┌──

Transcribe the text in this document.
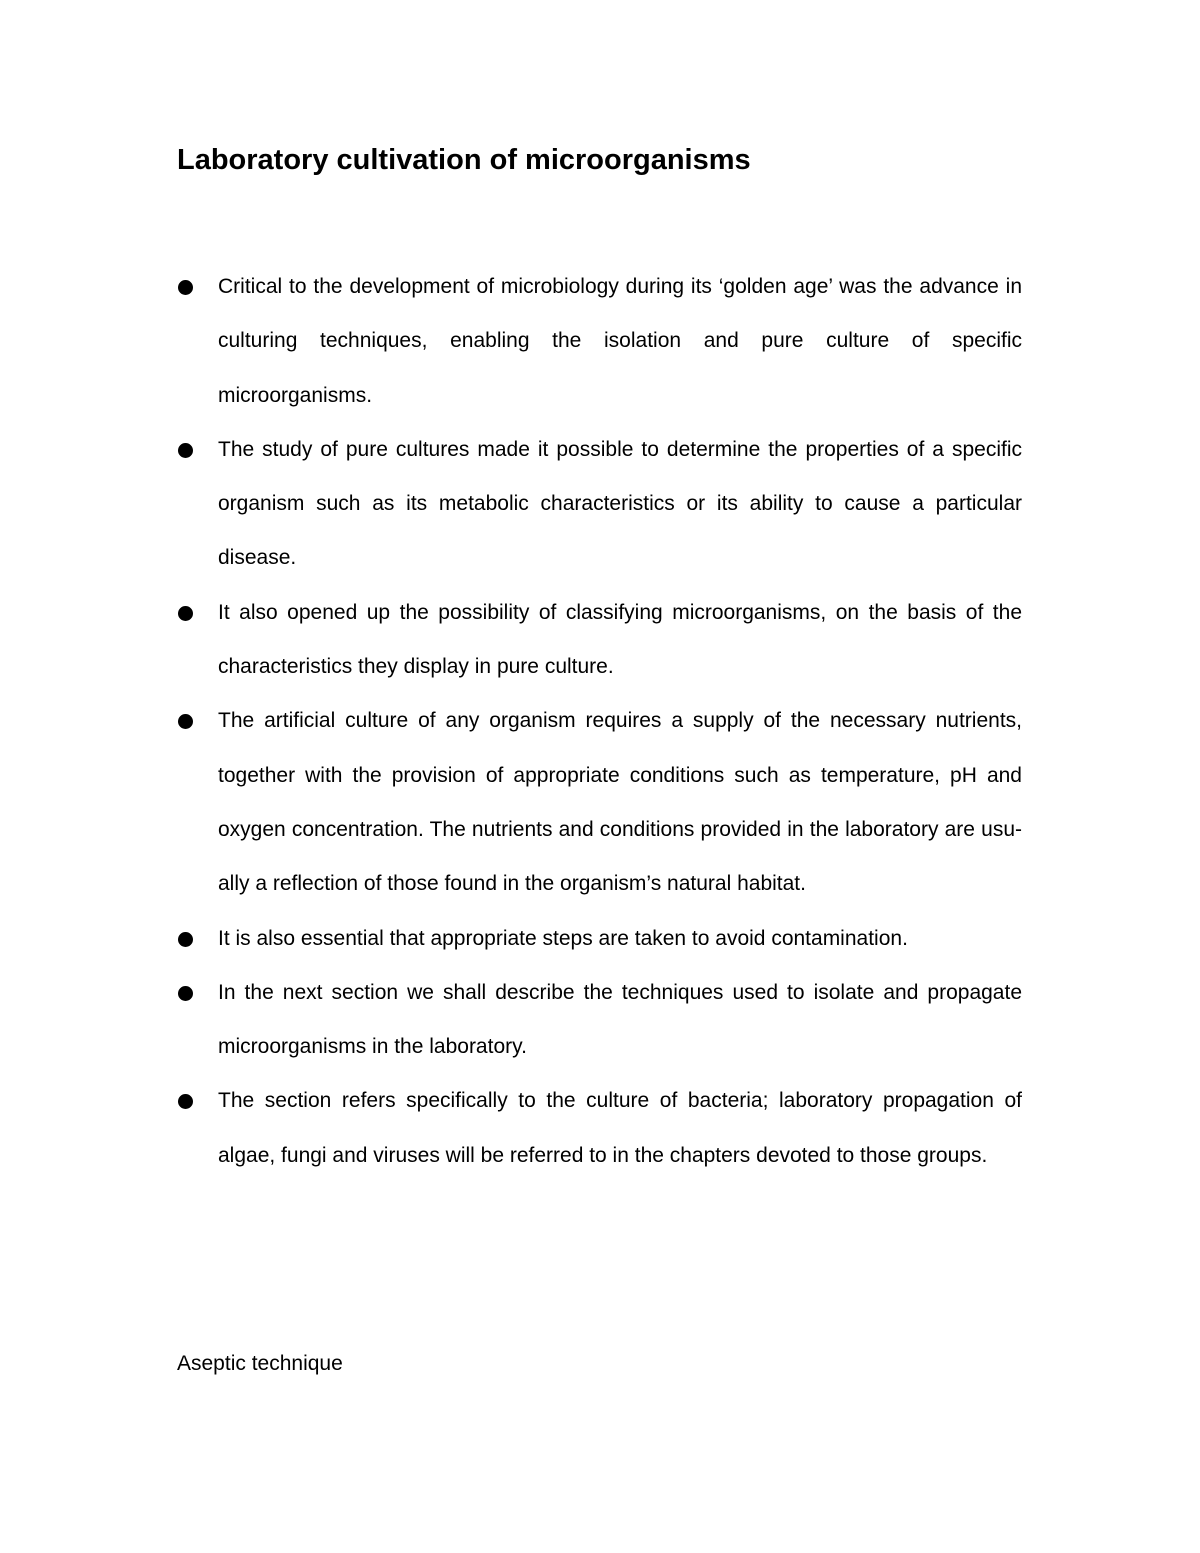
Laboratory cultivation of microorganisms
Critical to the development of microbiology during its ‘golden age’ was the advance in culturing techniques, enabling the isolation and pure culture of specific microorganisms.
The study of pure cultures made it possible to determine the properties of a specific organism such as its metabolic characteristics or its ability to cause a particular disease.
It also opened up the possibility of classifying microorganisms, on the basis of the characteristics they display in pure culture.
The artificial culture of any organism requires a supply of the necessary nutrients, together with the provision of appropriate conditions such as temperature, pH and oxygen concentration. The nutrients and conditions provided in the laboratory are usu- ally a reflection of those found in the organism’s natural habitat.
It is also essential that appropriate steps are taken to avoid contamination.
In the next section we shall describe the techniques used to isolate and propagate microorganisms in the laboratory.
The section refers specifically to the culture of bacteria; laboratory propagation of algae, fungi and viruses will be referred to in the chapters devoted to those groups.
Aseptic technique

└──

(TRY IT)
How many lines of the data contain "also"? Work it out and give only the number.

(YOUR SOLUTION)
2